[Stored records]
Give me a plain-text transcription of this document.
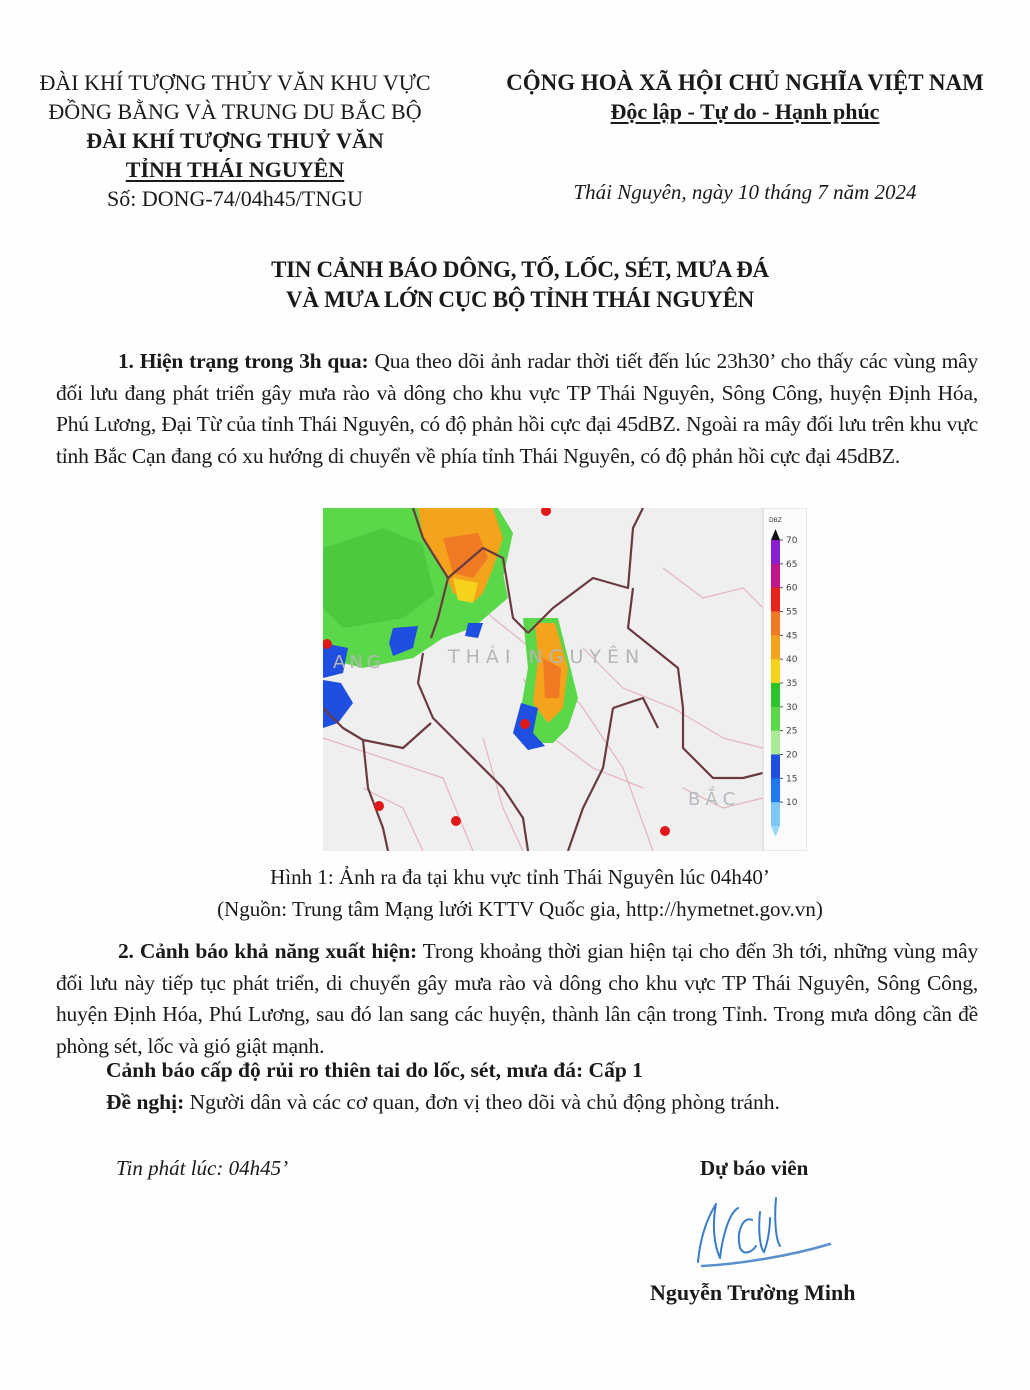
ĐÀI KHÍ TƯỢNG THỦY VĂN KHU VỰC
ĐỒNG BẰNG VÀ TRUNG DU BẮC BỘ
ĐÀI KHÍ TƯỢNG THUỶ VĂN
TỈNH THÁI NGUYÊN
Số: DONG-74/04h45/TNGU
CỘNG HOÀ XÃ HỘI CHỦ NGHĨA VIỆT NAM
Độc lập - Tự do - Hạnh phúc
Thái Nguyên, ngày 10 tháng 7 năm 2024
TIN CẢNH BÁO DÔNG, TỐ, LỐC, SÉT, MƯA ĐÁ
VÀ MƯA LỚN CỤC BỘ TỈNH THÁI NGUYÊN
1. Hiện trạng trong 3h qua: Qua theo dõi ảnh radar thời tiết đến lúc 23h30’ cho thấy các vùng mây đối lưu đang phát triển gây mưa rào và dông cho khu vực TP Thái Nguyên, Sông Công, huyện Định Hóa, Phú Lương, Đại Từ của tỉnh Thái Nguyên, có độ phản hồi cực đại 45dBZ. Ngoài ra mây đối lưu trên khu vực tỉnh Bắc Cạn đang có xu hướng di chuyển về phía tỉnh Thái Nguyên, có độ phản hồi cực đại 45dBZ.
THÁI NGUYÊN
BẮC
ANG
DBZ
70
65
60
55
45
40
35
30
25
20
15
10
Hình 1: Ảnh ra đa tại khu vực tỉnh Thái Nguyên lúc 04h40’
(Nguồn: Trung tâm Mạng lưới KTTV Quốc gia, http://hymetnet.gov.vn)
2. Cảnh báo khả năng xuất hiện: Trong khoảng thời gian hiện tại cho đến 3h tới, những vùng mây đối lưu này tiếp tục phát triển, di chuyển gây mưa rào và dông cho khu vực TP Thái Nguyên, Sông Công, huyện Định Hóa, Phú Lương, sau đó lan sang các huyện, thành lân cận trong Tỉnh. Trong mưa dông cần đề phòng sét, lốc và gió giật mạnh.
Cảnh báo cấp độ rủi ro thiên tai do lốc, sét, mưa đá: Cấp 1
Đề nghị: Người dân và các cơ quan, đơn vị theo dõi và chủ động phòng tránh.
Tin phát lúc: 04h45’	Dự báo viên
Nguyễn Trường Minh
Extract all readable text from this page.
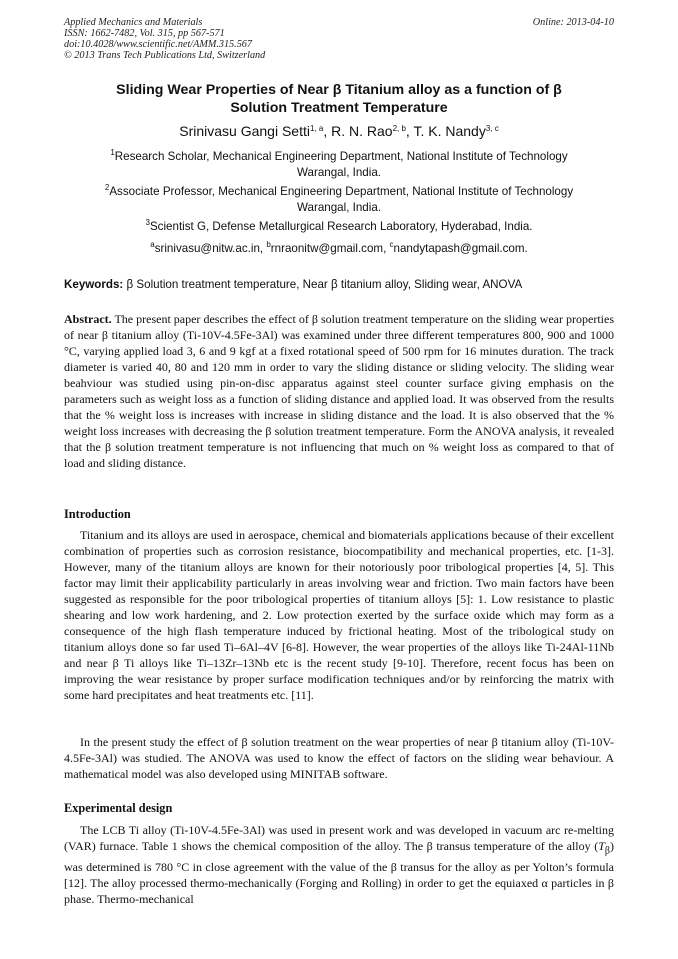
Applied Mechanics and Materials
ISSN: 1662-7482, Vol. 315, pp 567-571
doi:10.4028/www.scientific.net/AMM.315.567
© 2013 Trans Tech Publications Ltd, Switzerland
Online: 2013-04-10
Sliding Wear Properties of Near β Titanium alloy as a function of β
Solution Treatment Temperature
Srinivasu Gangi Setti$^{1, a}$, R. N. Rao$^{2, b}$, T. K. Nandy$^{3, c}$
$^1$Research Scholar, Mechanical Engineering Department, National Institute of Technology
Warangal, India.
$^2$Associate Professor, Mechanical Engineering Department, National Institute of Technology
Warangal, India.
$^3$Scientist G, Defense Metallurgical Research Laboratory, Hyderabad, India.
$^a$srinivasu@nitw.ac.in, $^b$rnraonitw@gmail.com, $^c$nandytapash@gmail.com.
Keywords: β Solution treatment temperature, Near β titanium alloy, Sliding wear, ANOVA

Abstract. The present paper describes the effect of β solution treatment temperature on the sliding wear properties of near β titanium alloy (Ti-10V-4.5Fe-3Al) was examined under three different temperatures 800, 900 and 1000 °C, varying applied load 3, 6 and 9 kgf at a fixed rotational speed of 500 rpm for 16 minutes duration. The track diameter is varied 40, 80 and 120 mm in order to vary the sliding distance or sliding velocity. The sliding wear beahviour was studied using pin-on-disc apparatus against steel counter surface giving emphasis on the parameters such as weight loss as a function of sliding distance and applied load. It was observed from the results that the % weight loss is increases with increase in sliding distance and the load. It is also observed that the % weight loss increases with decreasing the β solution treatment temperature. Form the ANOVA analysis, it revealed that the β solution treatment temperature is not influencing that much on % weight loss as compared to that of load and sliding distance.

Introduction

Titanium and its alloys are used in aerospace, chemical and biomaterials applications because of their excellent combination of properties such as corrosion resistance, biocompatibility and mechanical properties, etc. [1-3]. However, many of the titanium alloys are known for their notoriously poor tribological properties [4, 5]. This factor may limit their applicability particularly in areas involving wear and friction. Two main factors have been suggested as responsible for the poor tribological properties of titanium alloys [5]: 1. Low resistance to plastic shearing and low work hardening, and 2. Low protection exerted by the surface oxide which may form as a consequence of the high flash temperature induced by frictional heating. Most of the tribological study on titanium alloys done so far used Ti–6Al–4V [6-8]. However, the wear properties of the alloys like Ti-24Al-11Nb and near β Ti alloys like Ti–13Zr–13Nb etc is the recent study [9-10]. Therefore, recent focus has been on improving the wear resistance by proper surface modification techniques and/or by reinforcing the matrix with some hard precipitates and heat treatments etc. [11].

In the present study the effect of β solution treatment on the wear properties of near β titanium alloy (Ti-10V-4.5Fe-3Al) was studied. The ANOVA was used to know the effect of factors on the sliding wear behaviour. A mathematical model was also developed using MINITAB software.

Experimental design

The LCB Ti alloy (Ti-10V-4.5Fe-3Al) was used in present work and was developed in vacuum arc re-melting (VAR) furnace. Table 1 shows the chemical composition of the alloy. The β transus temperature of the alloy $(T_\beta)$ was determined is 780 °C in close agreement with the value of the β transus for the alloy as per Yolton’s formula [12]. The alloy processed thermo-mechanically (Forging and Rolling) in order to get the equiaxed α particles in β phase. Thermo-mechanical
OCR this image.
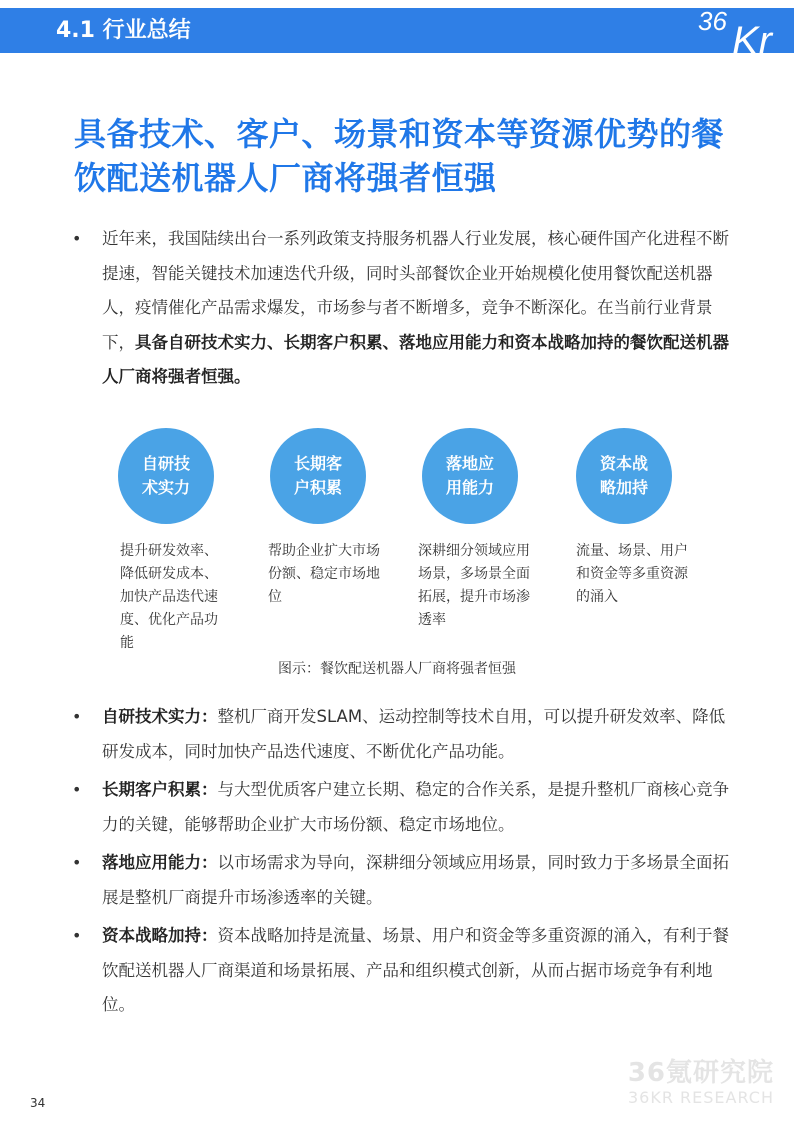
4.1 行业总结	36 Kr
具备技术、客户、场景和资本等资源优势的餐饮配送机器人厂商将强者恒强
• 近年来，我国陆续出台一系列政策支持服务机器人行业发展，核心硬件国产化进程不断提速，智能关键技术加速迭代升级，同时头部餐饮企业开始规模化使用餐饮配送机器人，疫情催化产品需求爆发，市场参与者不断增多，竞争不断深化。在当前行业背景下，具备自研技术实力、长期客户积累、落地应用能力和资本战略加持的餐饮配送机器人厂商将强者恒强。
自研技术实力
长期客户积累
落地应用能力
资本战略加持
提升研发效率、降低研发成本、加快产品迭代速度、优化产品功能
帮助企业扩大市场份额、稳定市场地位
深耕细分领域应用场景，多场景全面拓展，提升市场渗透率
流量、场景、用户和资金等多重资源的涌入
图示：餐饮配送机器人厂商将强者恒强
• 自研技术实力：整机厂商开发SLAM、运动控制等技术自用，可以提升研发效率、降低研发成本，同时加快产品迭代速度、不断优化产品功能。
• 长期客户积累：与大型优质客户建立长期、稳定的合作关系，是提升整机厂商核心竞争力的关键，能够帮助企业扩大市场份额、稳定市场地位。
• 落地应用能力：以市场需求为导向，深耕细分领域应用场景，同时致力于多场景全面拓展是整机厂商提升市场渗透率的关键。
• 资本战略加持：资本战略加持是流量、场景、用户和资金等多重资源的涌入，有利于餐饮配送机器人厂商渠道和场景拓展、产品和组织模式创新，从而占据市场竞争有利地位。
36氪研究院
36KR RESEARCH
34
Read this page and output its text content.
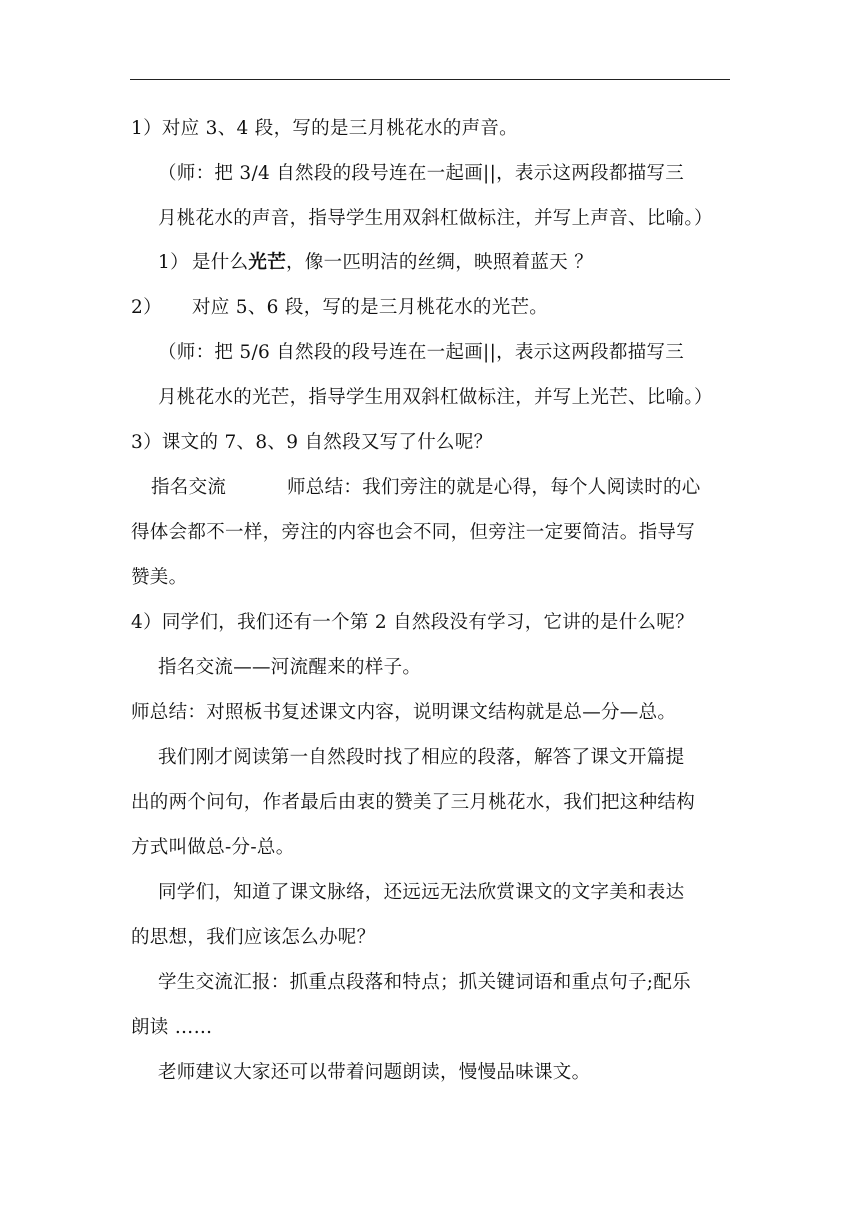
1）对应 3、4 段，写的是三月桃花水的声音。
（师：把 3/4 自然段的段号连在一起画||，表示这两段都描写三
月桃花水的声音，指导学生用双斜杠做标注，并写上声音、比喻。）
1） 是什么光芒，像一匹明洁的丝绸，映照着蓝天 ？
2） 对应 5、6 段，写的是三月桃花水的光芒。
（师：把 5/6 自然段的段号连在一起画||，表示这两段都描写三
月桃花水的光芒，指导学生用双斜杠做标注，并写上光芒、比喻。）
3）课文的 7、8、9 自然段又写了什么呢？
指名交流	师总结：我们旁注的就是心得，每个人阅读时的心
得体会都不一样，旁注的内容也会不同，但旁注一定要简洁。指导写
赞美。
4）同学们，我们还有一个第 2 自然段没有学习，它讲的是什么呢？
指名交流——河流醒来的样子。
师总结：对照板书复述课文内容，说明课文结构就是总—分—总。
我们刚才阅读第一自然段时找了相应的段落，解答了课文开篇提
出的两个问句，作者最后由衷的赞美了三月桃花水，我们把这种结构
方式叫做总-分-总。
同学们，知道了课文脉络，还远远无法欣赏课文的文字美和表达
的思想，我们应该怎么办呢？
学生交流汇报：抓重点段落和特点；抓关键词语和重点句子;配乐
朗读 ……
老师建议大家还可以带着问题朗读，慢慢品味课文。
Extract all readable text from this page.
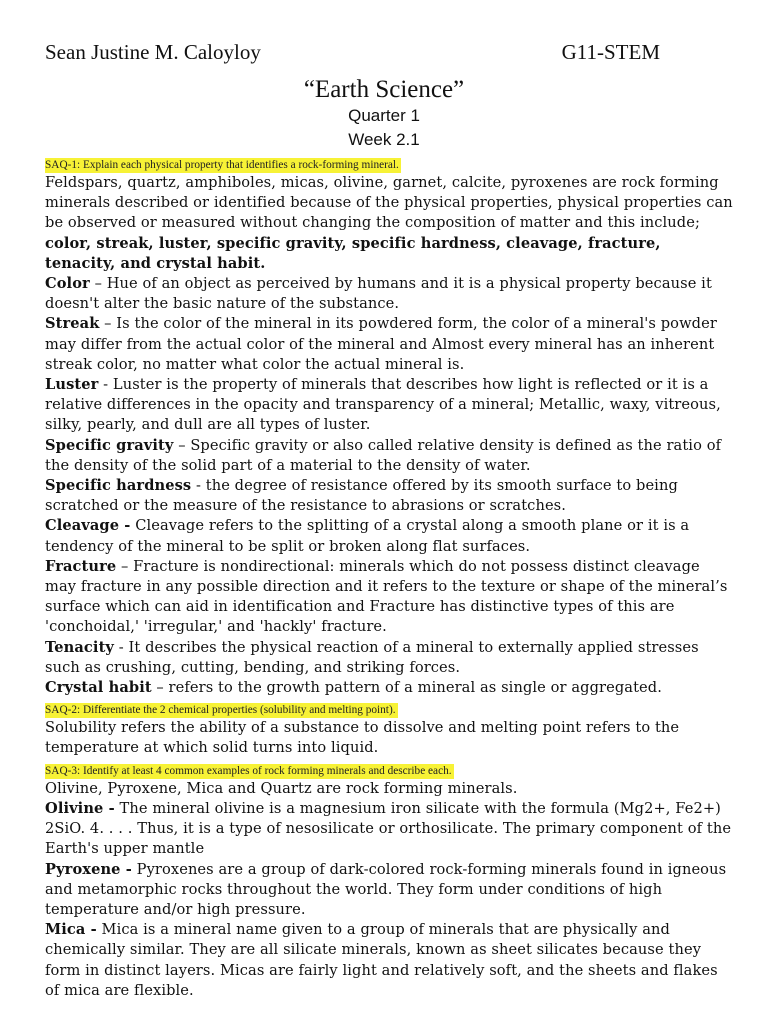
Sean Justine M. Caloyloy	G11-STEM
“Earth Science”
Quarter 1
Week 2.1
SAQ-1: Explain each physical property that identifies a rock-forming mineral.

Feldspars, quartz, amphiboles, micas, olivine, garnet, calcite, pyroxenes are rock forming minerals described or identified because of the physical properties, physical properties can be observed or measured without changing the composition of matter and this include; color, streak, luster, specific gravity, specific hardness, cleavage, fracture, tenacity, and crystal habit.

Color – Hue of an object as perceived by humans and it is a physical property because it doesn't alter the basic nature of the substance.

Streak – Is the color of the mineral in its powdered form, the color of a mineral's powder may differ from the actual color of the mineral and Almost every mineral has an inherent streak color, no matter what color the actual mineral is.

Luster - Luster is the property of minerals that describes how light is reflected or it is a relative differences in the opacity and transparency of a mineral; Metallic, waxy, vitreous, silky, pearly, and dull are all types of luster.

Specific gravity – Specific gravity or also called relative density is defined as the ratio of the density of the solid part of a material to the density of water.

Specific hardness - the degree of resistance offered by its smooth surface to being scratched or the measure of the resistance to abrasions or scratches.

Cleavage - Cleavage refers to the splitting of a crystal along a smooth plane or it is a tendency of the mineral to be split or broken along flat surfaces.

Fracture – Fracture is nondirectional: minerals which do not possess distinct cleavage may fracture in any possible direction and it refers to the texture or shape of the mineral’s surface which can aid in identification and Fracture has distinctive types of this are 'conchoidal,' 'irregular,' and 'hackly' fracture.

Tenacity - It describes the physical reaction of a mineral to externally applied stresses such as crushing, cutting, bending, and striking forces.

Crystal habit – refers to the growth pattern of a mineral as single or aggregated.

SAQ-2: Differentiate the 2 chemical properties (solubility and melting point).

Solubility refers the ability of a substance to dissolve and melting point refers to the temperature at which solid turns into liquid.

SAQ-3: Identify at least 4 common examples of rock forming minerals and describe each.

Olivine, Pyroxene, Mica and Quartz are rock forming minerals.

Olivine - The mineral olivine is a magnesium iron silicate with the formula (Mg2+, Fe2+) 2SiO. 4. . . . Thus, it is a type of nesosilicate or orthosilicate. The primary component of the Earth's upper mantle

Pyroxene - Pyroxenes are a group of dark-colored rock-forming minerals found in igneous and metamorphic rocks throughout the world. They form under conditions of high temperature and/or high pressure.

Mica - Mica is a mineral name given to a group of minerals that are physically and chemically similar. They are all silicate minerals, known as sheet silicates because they form in distinct layers. Micas are fairly light and relatively soft, and the sheets and flakes of mica are flexible.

__PROBLEM TO WORK ON__:
Search the records for the word "which", then list every line that has it.

__PROBLEM SOLUTION__:
Titanium and its alloys are used in aerospace, chemical and biomaterials applications because of their excellent combination of properties such as corrosion resistance, biocompatibility and mechanical properties, etc. [1-3]. However, many of the titanium alloys are known for their notoriously poor tribological properties [4, 5]. This factor may limit their applicability particularly in areas involving wear and friction. Two main factors have been suggested as responsible for the poor tribological properties of titanium alloys [5]: 1. Low resistance to plastic shearing and low work hardening, and 2. Low protection exerted by the surface oxide which may form as a consequence of the high flash temperature induced by frictional heating. Most of the tribological study on titanium alloys done so far used Ti–6Al–4V [6-8]. However, the wear properties of the alloys like Ti-24Al-11Nb and near β Ti alloys like Ti–13Zr–13Nb etc is the recent study [9-10]. Therefore, recent focus has been on improving the wear resistance by proper surface modification techniques and/or by reinforcing the matrix with some hard precipitates and heat treatments etc. [11].
Fracture – Fracture is nondirectional: minerals which do not possess distinct cleavage may fracture in any possible direction and it refers to the texture or shape of the mineral’s surface which can aid in identification and Fracture has distinctive types of this are 'conchoidal,' 'irregular,' and 'hackly' fracture.
Solubility refers the ability of a substance to dissolve and melting point refers to the temperature at which solid turns into liquid.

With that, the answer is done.